CHALLENGE ::
Retype the listing that follows, word for word.

DATA LISTING ::
········
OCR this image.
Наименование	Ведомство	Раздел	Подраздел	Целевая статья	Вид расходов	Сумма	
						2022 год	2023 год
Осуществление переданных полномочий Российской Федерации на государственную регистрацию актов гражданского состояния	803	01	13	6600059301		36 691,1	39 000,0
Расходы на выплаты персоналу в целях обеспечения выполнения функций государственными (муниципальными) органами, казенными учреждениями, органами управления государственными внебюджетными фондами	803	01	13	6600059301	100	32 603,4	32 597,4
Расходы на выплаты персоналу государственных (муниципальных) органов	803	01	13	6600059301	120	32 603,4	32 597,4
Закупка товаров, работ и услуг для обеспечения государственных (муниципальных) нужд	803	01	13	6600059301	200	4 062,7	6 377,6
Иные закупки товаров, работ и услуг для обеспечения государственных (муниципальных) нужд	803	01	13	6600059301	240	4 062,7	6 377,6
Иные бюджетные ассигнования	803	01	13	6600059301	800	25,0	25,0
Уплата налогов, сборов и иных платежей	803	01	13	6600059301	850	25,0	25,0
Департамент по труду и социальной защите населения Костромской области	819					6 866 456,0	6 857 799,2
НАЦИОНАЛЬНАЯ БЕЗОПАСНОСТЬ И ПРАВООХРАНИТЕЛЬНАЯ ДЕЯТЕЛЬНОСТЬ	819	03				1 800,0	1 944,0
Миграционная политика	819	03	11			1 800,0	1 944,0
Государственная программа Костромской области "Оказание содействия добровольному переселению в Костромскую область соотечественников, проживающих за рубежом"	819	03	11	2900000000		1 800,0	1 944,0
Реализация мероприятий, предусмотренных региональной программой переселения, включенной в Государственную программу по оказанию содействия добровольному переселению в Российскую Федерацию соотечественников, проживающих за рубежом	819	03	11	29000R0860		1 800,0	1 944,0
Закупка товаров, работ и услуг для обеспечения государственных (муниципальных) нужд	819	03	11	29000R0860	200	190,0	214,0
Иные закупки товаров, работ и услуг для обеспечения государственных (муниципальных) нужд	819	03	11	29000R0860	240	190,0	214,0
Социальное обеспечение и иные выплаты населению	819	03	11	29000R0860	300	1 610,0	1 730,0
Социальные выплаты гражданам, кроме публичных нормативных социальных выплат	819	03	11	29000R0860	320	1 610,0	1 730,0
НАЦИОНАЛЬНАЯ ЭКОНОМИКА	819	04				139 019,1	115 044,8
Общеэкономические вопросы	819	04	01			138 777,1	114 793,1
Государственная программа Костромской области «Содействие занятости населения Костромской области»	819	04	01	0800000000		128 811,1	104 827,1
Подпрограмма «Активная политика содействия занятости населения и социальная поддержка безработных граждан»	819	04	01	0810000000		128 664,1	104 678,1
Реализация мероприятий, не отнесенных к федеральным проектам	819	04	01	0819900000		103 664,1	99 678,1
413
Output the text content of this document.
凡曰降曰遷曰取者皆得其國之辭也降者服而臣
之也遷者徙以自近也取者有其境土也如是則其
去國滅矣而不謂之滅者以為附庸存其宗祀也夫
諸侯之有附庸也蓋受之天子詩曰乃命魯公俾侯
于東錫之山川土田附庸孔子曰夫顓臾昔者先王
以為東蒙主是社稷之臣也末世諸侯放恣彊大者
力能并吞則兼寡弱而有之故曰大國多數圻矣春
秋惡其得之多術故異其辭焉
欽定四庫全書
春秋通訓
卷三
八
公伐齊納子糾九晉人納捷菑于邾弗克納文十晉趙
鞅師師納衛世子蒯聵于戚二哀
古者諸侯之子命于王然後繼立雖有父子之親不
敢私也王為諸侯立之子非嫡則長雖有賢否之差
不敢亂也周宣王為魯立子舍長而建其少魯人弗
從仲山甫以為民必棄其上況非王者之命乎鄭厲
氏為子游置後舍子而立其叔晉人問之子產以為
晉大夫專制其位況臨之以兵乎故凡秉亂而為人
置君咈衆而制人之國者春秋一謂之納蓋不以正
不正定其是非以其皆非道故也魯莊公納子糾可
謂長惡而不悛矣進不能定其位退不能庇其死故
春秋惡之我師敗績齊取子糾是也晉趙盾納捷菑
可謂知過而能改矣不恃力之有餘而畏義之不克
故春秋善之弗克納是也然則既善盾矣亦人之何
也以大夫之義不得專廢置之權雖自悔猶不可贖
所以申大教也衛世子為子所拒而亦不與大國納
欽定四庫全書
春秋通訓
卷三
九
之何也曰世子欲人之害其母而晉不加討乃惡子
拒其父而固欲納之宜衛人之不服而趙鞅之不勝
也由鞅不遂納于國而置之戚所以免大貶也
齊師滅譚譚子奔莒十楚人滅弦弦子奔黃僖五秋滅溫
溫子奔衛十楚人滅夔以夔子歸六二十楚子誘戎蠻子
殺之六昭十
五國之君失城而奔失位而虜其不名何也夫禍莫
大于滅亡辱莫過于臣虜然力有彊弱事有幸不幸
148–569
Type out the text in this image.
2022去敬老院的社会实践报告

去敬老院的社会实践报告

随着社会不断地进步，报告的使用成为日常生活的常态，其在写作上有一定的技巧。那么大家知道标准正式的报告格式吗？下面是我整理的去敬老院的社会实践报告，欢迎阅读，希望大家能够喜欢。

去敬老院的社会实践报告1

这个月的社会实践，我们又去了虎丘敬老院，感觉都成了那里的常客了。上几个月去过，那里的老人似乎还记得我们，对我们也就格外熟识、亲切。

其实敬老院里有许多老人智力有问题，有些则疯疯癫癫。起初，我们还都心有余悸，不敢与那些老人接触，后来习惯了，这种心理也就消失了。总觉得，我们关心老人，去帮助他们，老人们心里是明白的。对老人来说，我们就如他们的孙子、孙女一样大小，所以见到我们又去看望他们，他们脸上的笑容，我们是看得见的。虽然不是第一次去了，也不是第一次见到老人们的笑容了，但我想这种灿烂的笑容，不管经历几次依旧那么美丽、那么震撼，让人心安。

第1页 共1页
········
FINAL RESULT ::
OCR this image.
Наименование	Ведомство	Раздел	Подраздел	Целевая статья	Вид расходов	Сумма	
						2022 год	2023 год
Осуществление переданных полномочий Российской Федерации на государственную регистрацию актов гражданского состояния	803	01	13	6600059301		36 691,1	39 000,0
Расходы на выплаты персоналу в целях обеспечения выполнения функций государственными (муниципальными) органами, казенными учреждениями, органами управления государственными внебюджетными фондами	803	01	13	6600059301	100	32 603,4	32 597,4
Расходы на выплаты персоналу государственных (муниципальных) органов	803	01	13	6600059301	120	32 603,4	32 597,4
Закупка товаров, работ и услуг для обеспечения государственных (муниципальных) нужд	803	01	13	6600059301	200	4 062,7	6 377,6
Иные закупки товаров, работ и услуг для обеспечения государственных (муниципальных) нужд	803	01	13	6600059301	240	4 062,7	6 377,6
Иные бюджетные ассигнования	803	01	13	6600059301	800	25,0	25,0
Уплата налогов, сборов и иных платежей	803	01	13	6600059301	850	25,0	25,0
Департамент по труду и социальной защите населения Костромской области	819					6 866 456,0	6 857 799,2
НАЦИОНАЛЬНАЯ БЕЗОПАСНОСТЬ И ПРАВООХРАНИТЕЛЬНАЯ ДЕЯТЕЛЬНОСТЬ	819	03				1 800,0	1 944,0
Миграционная политика	819	03	11			1 800,0	1 944,0
Государственная программа Костромской области "Оказание содействия добровольному переселению в Костромскую область соотечественников, проживающих за рубежом"	819	03	11	2900000000		1 800,0	1 944,0
Реализация мероприятий, предусмотренных региональной программой переселения, включенной в Государственную программу по оказанию содействия добровольному переселению в Российскую Федерацию соотечественников, проживающих за рубежом	819	03	11	29000R0860		1 800,0	1 944,0
Закупка товаров, работ и услуг для обеспечения государственных (муниципальных) нужд	819	03	11	29000R0860	200	190,0	214,0
Иные закупки товаров, работ и услуг для обеспечения государственных (муниципальных) нужд	819	03	11	29000R0860	240	190,0	214,0
Социальное обеспечение и иные выплаты населению	819	03	11	29000R0860	300	1 610,0	1 730,0
Социальные выплаты гражданам, кроме публичных нормативных социальных выплат	819	03	11	29000R0860	320	1 610,0	1 730,0
НАЦИОНАЛЬНАЯ ЭКОНОМИКА	819	04				139 019,1	115 044,8
Общеэкономические вопросы	819	04	01			138 777,1	114 793,1
Государственная программа Костромской области «Содействие занятости населения Костромской области»	819	04	01	0800000000		128 811,1	104 827,1
Подпрограмма «Активная политика содействия занятости населения и социальная поддержка безработных граждан»	819	04	01	0810000000		128 664,1	104 678,1
Реализация мероприятий, не отнесенных к федеральным проектам	819	04	01	0819900000		103 664,1	99 678,1
413
Output the text content of this document.
凡曰降曰遷曰取者皆得其國之辭也降者服而臣
之也遷者徙以自近也取者有其境土也如是則其
去國滅矣而不謂之滅者以為附庸存其宗祀也夫
諸侯之有附庸也蓋受之天子詩曰乃命魯公俾侯
于東錫之山川土田附庸孔子曰夫顓臾昔者先王
以為東蒙主是社稷之臣也末世諸侯放恣彊大者
力能并吞則兼寡弱而有之故曰大國多數圻矣春
秋惡其得之多術故異其辭焉
欽定四庫全書
春秋通訓
卷三
八
公伐齊納子糾九晉人納捷菑于邾弗克納文十晉趙
鞅師師納衛世子蒯聵于戚二哀
古者諸侯之子命于王然後繼立雖有父子之親不
敢私也王為諸侯立之子非嫡則長雖有賢否之差
不敢亂也周宣王為魯立子舍長而建其少魯人弗
從仲山甫以為民必棄其上況非王者之命乎鄭厲
氏為子游置後舍子而立其叔晉人問之子產以為
晉大夫專制其位況臨之以兵乎故凡秉亂而為人
置君咈衆而制人之國者春秋一謂之納蓋不以正
不正定其是非以其皆非道故也魯莊公納子糾可
謂長惡而不悛矣進不能定其位退不能庇其死故
春秋惡之我師敗績齊取子糾是也晉趙盾納捷菑
可謂知過而能改矣不恃力之有餘而畏義之不克
故春秋善之弗克納是也然則既善盾矣亦人之何
也以大夫之義不得專廢置之權雖自悔猶不可贖
所以申大教也衛世子為子所拒而亦不與大國納
欽定四庫全書
春秋通訓
卷三
九
之何也曰世子欲人之害其母而晉不加討乃惡子
拒其父而固欲納之宜衛人之不服而趙鞅之不勝
也由鞅不遂納于國而置之戚所以免大貶也
齊師滅譚譚子奔莒十楚人滅弦弦子奔黃僖五秋滅溫
溫子奔衛十楚人滅夔以夔子歸六二十楚子誘戎蠻子
殺之六昭十
五國之君失城而奔失位而虜其不名何也夫禍莫
大于滅亡辱莫過于臣虜然力有彊弱事有幸不幸
148–569
Type out the text in this image.
2022去敬老院的社会实践报告

去敬老院的社会实践报告

随着社会不断地进步，报告的使用成为日常生活的常态，其在写作上有一定的技巧。那么大家知道标准正式的报告格式吗？下面是我整理的去敬老院的社会实践报告，欢迎阅读，希望大家能够喜欢。

去敬老院的社会实践报告1

这个月的社会实践，我们又去了虎丘敬老院，感觉都成了那里的常客了。上几个月去过，那里的老人似乎还记得我们，对我们也就格外熟识、亲切。

其实敬老院里有许多老人智力有问题，有些则疯疯癫癫。起初，我们还都心有余悸，不敢与那些老人接触，后来习惯了，这种心理也就消失了。总觉得，我们关心老人，去帮助他们，老人们心里是明白的。对老人来说，我们就如他们的孙子、孙女一样大小，所以见到我们又去看望他们，他们脸上的笑容，我们是看得见的。虽然不是第一次去了，也不是第一次见到老人们的笑容了，但我想这种灿烂的笑容，不管经历几次依旧那么美丽、那么震撼，让人心安。

第1页 共1页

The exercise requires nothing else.